◆ Requirement
Copy out the records starting at the line that contains "cloud-word: boring [367,813,645,925]" and ending after the line that contains "cloud-word: sculpturing [1641,1172,1751,1198]". In that copy, change "anxious" to "nervous" and keep everything else the same.

◆ Recorded information
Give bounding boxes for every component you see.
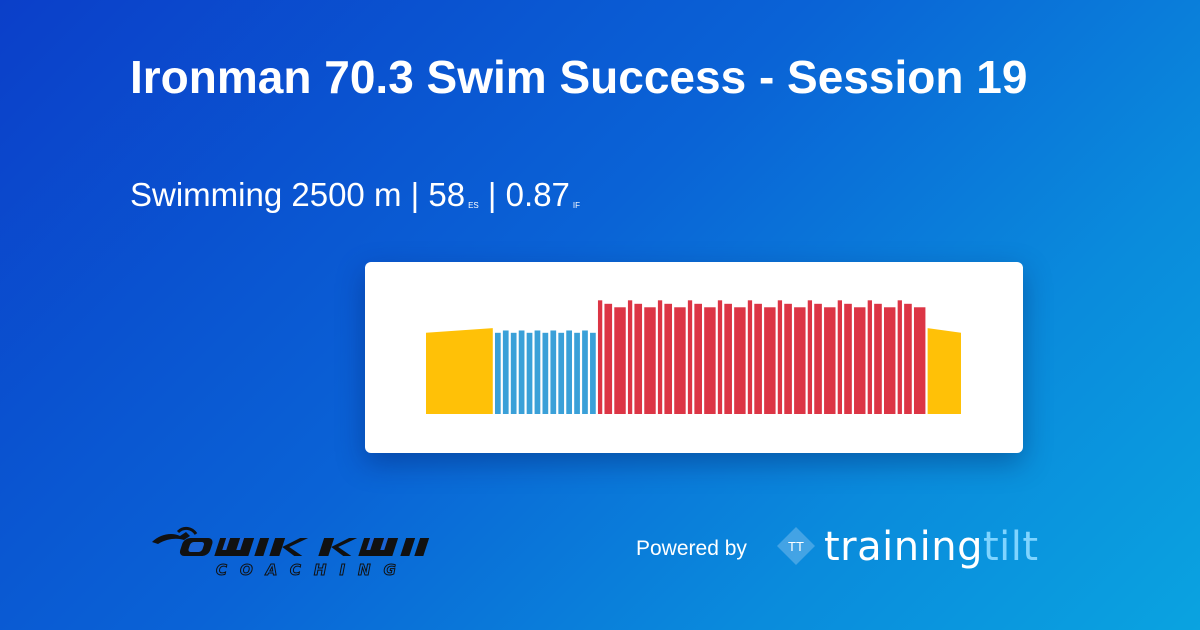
interval-bar-drill bbox=[534, 330, 541, 414]
interval-bar-main bbox=[687, 300, 693, 414]
workout-chart bbox=[426, 300, 961, 414]
interval-bar-drill bbox=[510, 332, 517, 414]
svg-text:COACHING: COACHING bbox=[216, 561, 409, 579]
workout-chart-card bbox=[365, 262, 1023, 453]
interval-bar-main bbox=[674, 307, 686, 414]
interval-bar-drill bbox=[502, 330, 509, 414]
interval-bar-main bbox=[634, 303, 643, 414]
interval-bar-main bbox=[657, 300, 663, 414]
interval-bar-main bbox=[664, 303, 673, 414]
brand-tilt: tilt bbox=[982, 524, 1039, 570]
interval-bar-main bbox=[754, 303, 762, 414]
interval-bar-main bbox=[807, 300, 813, 414]
interval-bar-main bbox=[627, 300, 633, 414]
interval-bar-main bbox=[747, 300, 753, 414]
interval-bar-main bbox=[614, 307, 626, 414]
svg-text:TT: TT bbox=[788, 539, 804, 554]
interval-bar-drill bbox=[574, 332, 580, 414]
if-unit: IF bbox=[572, 201, 581, 210]
interval-bar-main bbox=[694, 303, 702, 414]
interval-bar-drill bbox=[566, 330, 572, 414]
interval-bar-drill bbox=[494, 332, 501, 414]
interval-bar-main bbox=[717, 300, 723, 414]
interval-bar-main bbox=[897, 300, 902, 414]
es-unit: ES bbox=[468, 201, 479, 210]
page-title: Ironman 70.3 Swim Success - Session 19 bbox=[130, 51, 1028, 103]
interval-bar-main bbox=[597, 300, 603, 414]
trainingtilt-diamond-icon: TT bbox=[777, 527, 815, 565]
interval-bar-main bbox=[704, 307, 716, 414]
workout-summary: Swimming 2500 m | 58 ES | 0.87 IF bbox=[130, 174, 580, 225]
interval-bar-drill bbox=[518, 330, 525, 414]
interval-bar-main bbox=[784, 303, 792, 414]
interval-bar-drill bbox=[542, 332, 549, 414]
interval-bar-main bbox=[884, 307, 896, 414]
interval-bar-drill bbox=[558, 332, 565, 414]
interval-bar-main bbox=[867, 300, 872, 414]
separator: | bbox=[410, 176, 420, 213]
interval-bar-main bbox=[794, 307, 806, 414]
interval-bar-main bbox=[874, 303, 882, 414]
trainingtilt-logo: trainingtilt bbox=[824, 522, 1039, 572]
interval-bar-warmup bbox=[426, 328, 493, 414]
interval-bar-main bbox=[644, 307, 656, 414]
interval-bar-main bbox=[844, 303, 852, 414]
interval-bar-main bbox=[854, 307, 866, 414]
interval-bar-main bbox=[837, 300, 842, 414]
interval-bar-drill bbox=[526, 332, 533, 414]
interval-bar-main bbox=[734, 307, 746, 414]
interval-bar-main bbox=[904, 303, 912, 414]
interval-bar-main bbox=[764, 307, 776, 414]
interval-bar-main bbox=[913, 307, 926, 414]
powered-by-label: Powered by bbox=[636, 537, 747, 560]
interval-bar-cooldown bbox=[927, 328, 961, 414]
sport-distance: Swimming 2500 m bbox=[130, 176, 402, 213]
interval-bar-drill bbox=[582, 330, 588, 414]
interval-bar-main bbox=[814, 303, 822, 414]
es-value: 58 bbox=[428, 176, 466, 213]
interval-bar-drill bbox=[550, 330, 557, 414]
interval-bar-main bbox=[777, 300, 783, 414]
interval-bar-main bbox=[604, 303, 613, 414]
qwik-kiwi-coaching-logo: COACHING bbox=[152, 526, 430, 580]
interval-bar-main bbox=[724, 303, 732, 414]
interval-bar-main bbox=[824, 307, 836, 414]
separator: | bbox=[487, 176, 497, 213]
if-value: 0.87 bbox=[505, 176, 570, 213]
brand-training: training bbox=[824, 524, 983, 570]
interval-bar-drill bbox=[590, 332, 596, 414]
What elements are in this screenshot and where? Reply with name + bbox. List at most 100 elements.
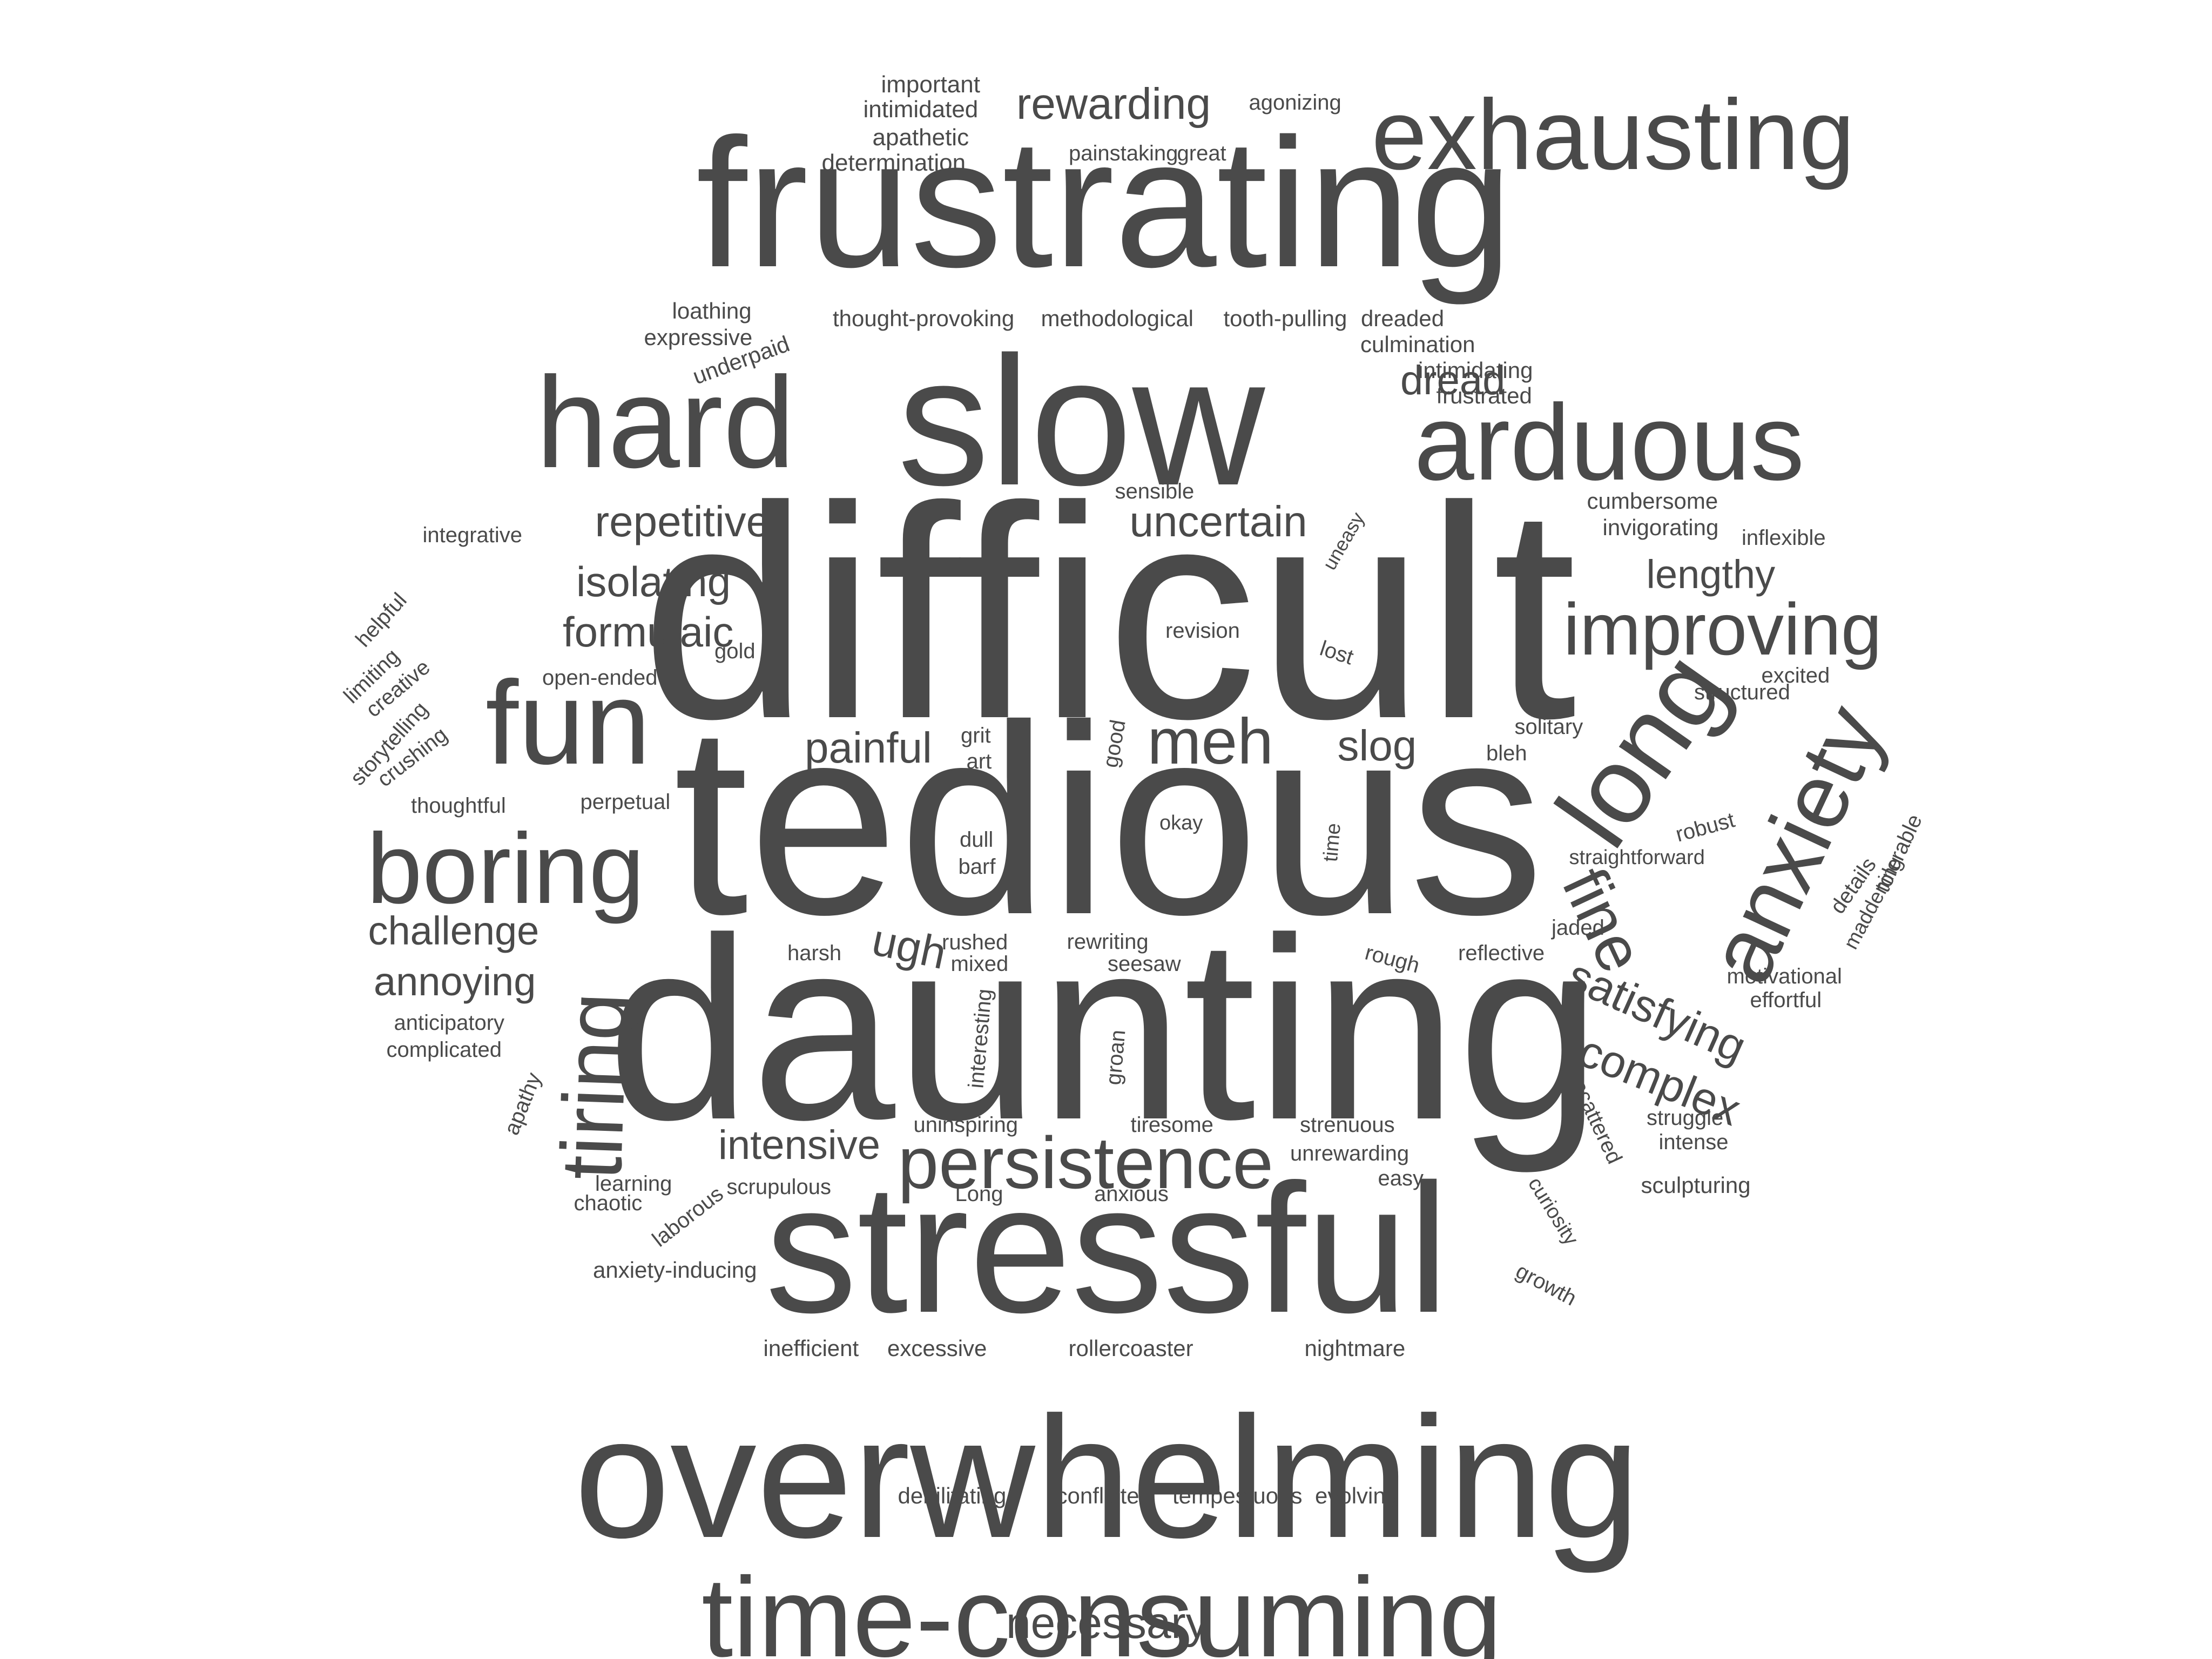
cloud-word: boring [367,813,645,925]
cloud-word: revision [1165,619,1240,643]
cloud-word: anxious [1094,1182,1169,1206]
cloud-word: unrewarding [1290,1142,1410,1165]
cloud-word: time-consuming [702,1554,1502,1659]
cloud-word: sculpturing [1641,1172,1751,1198]
cloud-word: tempestuous [1172,1483,1303,1508]
cloud-word: culmination [1360,332,1475,357]
cloud-word: integrative [422,523,523,547]
cloud-word: harsh [787,941,842,965]
cloud-word: thoughtful [411,794,506,818]
cloud-word: tooth-pulling [1223,306,1347,331]
cloud-word: thought-provoking [833,306,1015,331]
cloud-word: seesaw [1108,952,1181,976]
cloud-word: open-ended [542,666,658,690]
cloud-word: intimidating [1418,358,1533,383]
cloud-word: rewarding [1016,79,1211,129]
cloud-word: debilitating [898,1483,1007,1508]
cloud-word: overwhelming [574,1380,1641,1574]
cloud-word: rewriting [1067,930,1149,954]
cloud-word: helpful [351,588,412,652]
cloud-word: bleh [1486,741,1527,765]
cloud-word: inflexible [1742,526,1826,550]
cloud-word: fun [485,656,651,789]
cloud-word: exhausting [1371,79,1855,191]
cloud-word: determination [821,150,966,176]
cloud-word: curiosity [1523,1173,1582,1250]
cloud-word: difficult [640,443,1577,781]
cloud-word: perpetual [580,790,671,814]
cloud-word: straightforward [1569,846,1705,869]
cloud-word: frustrating [696,100,1513,306]
cloud-word: scrupulous [726,1175,831,1199]
cloud-word: painful [805,724,932,772]
cloud-word: uninspiring [913,1113,1018,1137]
cloud-word: conflicted [1056,1483,1152,1508]
cloud-word: persistence [898,1122,1273,1204]
cloud-word: okay [1159,812,1203,834]
cloud-word: jaded [1552,916,1604,940]
cloud-word: reflective [1458,941,1545,965]
cloud-word: sensible [1115,480,1195,503]
cloud-word: structured [1694,680,1790,704]
cloud-word: intensive [718,1122,880,1168]
cloud-word: inefficient [763,1336,859,1361]
cloud-word: struggle [1647,1106,1724,1130]
cloud-word: chaotic [574,1191,643,1215]
cloud-word: annoying [374,959,536,1004]
cloud-word: apathy [500,1069,546,1138]
cloud-word: strenuous [1300,1113,1395,1137]
cloud-word: slog [1337,721,1417,770]
cloud-word: time [1319,822,1345,863]
cloud-word: challenge [368,908,539,953]
cloud-word: stressful [765,1146,1449,1351]
cloud-word: daunting [607,884,1602,1174]
cloud-word: dreaded [1361,306,1445,331]
cloud-word: solitary [1514,715,1583,739]
cloud-word: repetitive [595,497,771,545]
cloud-word: growth [1512,1259,1581,1311]
cloud-word: motivational [1727,965,1842,988]
cloud-word: complicated [386,1038,502,1062]
cloud-word: hard [536,350,795,495]
cloud-word: intimidated [863,96,979,123]
cloud-word: uncertain [1129,497,1307,545]
cloud-word: intense [1658,1130,1729,1154]
cloud-word: excessive [887,1336,987,1361]
cloud-word: anticipatory [394,1011,505,1035]
cloud-word: groan [1101,1029,1130,1086]
cloud-word: necessary [1006,1599,1208,1648]
cloud-word: learning [595,1172,672,1196]
cloud-word: nightmare [1304,1336,1406,1361]
cloud-word: evolving [1315,1483,1399,1508]
cloud-word: dread [1400,358,1506,403]
cloud-word: anxiety-inducing [593,1257,757,1283]
cloud-word: painstaking [1069,141,1178,165]
cloud-word: frustrated [1436,383,1532,408]
cloud-word: cumbersome [1587,488,1718,514]
cloud-word: important [881,71,980,98]
cloud-word: excited [1761,664,1830,687]
cloud-word: slow [898,319,1265,524]
cloud-word: great [1177,141,1226,165]
cloud-word: invigorating [1602,515,1719,540]
cloud-word: anxiety [1687,690,1904,998]
cloud-word: easy [1378,1166,1424,1190]
cloud-word: grit [961,724,991,747]
cloud-word: apathetic [872,124,969,151]
cloud-word: effortful [1750,988,1822,1012]
cloud-word: isolating [576,558,731,605]
cloud-word: expressive [644,325,753,350]
cloud-word: rushed [942,930,1008,954]
cloud-word: meh [1147,705,1273,778]
cloud-word: formulaic [563,608,734,656]
cloud-word: tedious [673,669,1545,970]
cloud-word: barf [958,855,996,879]
cloud-word: lengthy [1646,552,1776,597]
cloud-word: mixed [950,952,1009,976]
cloud-word: agonizing [1249,91,1341,114]
cloud-word: rollercoaster [1068,1336,1193,1361]
cloud-word: art [966,750,992,773]
cloud-word: arduous [1414,382,1805,503]
cloud-word: methodological [1041,306,1194,331]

◆ Full response
cloud-word: boring [367,813,645,925]
cloud-word: revision [1165,619,1240,643]
cloud-word: nervous [1094,1182,1169,1206]
cloud-word: unrewarding [1290,1142,1410,1165]
cloud-word: time-consuming [702,1554,1502,1659]
cloud-word: sculpturing [1641,1172,1751,1198]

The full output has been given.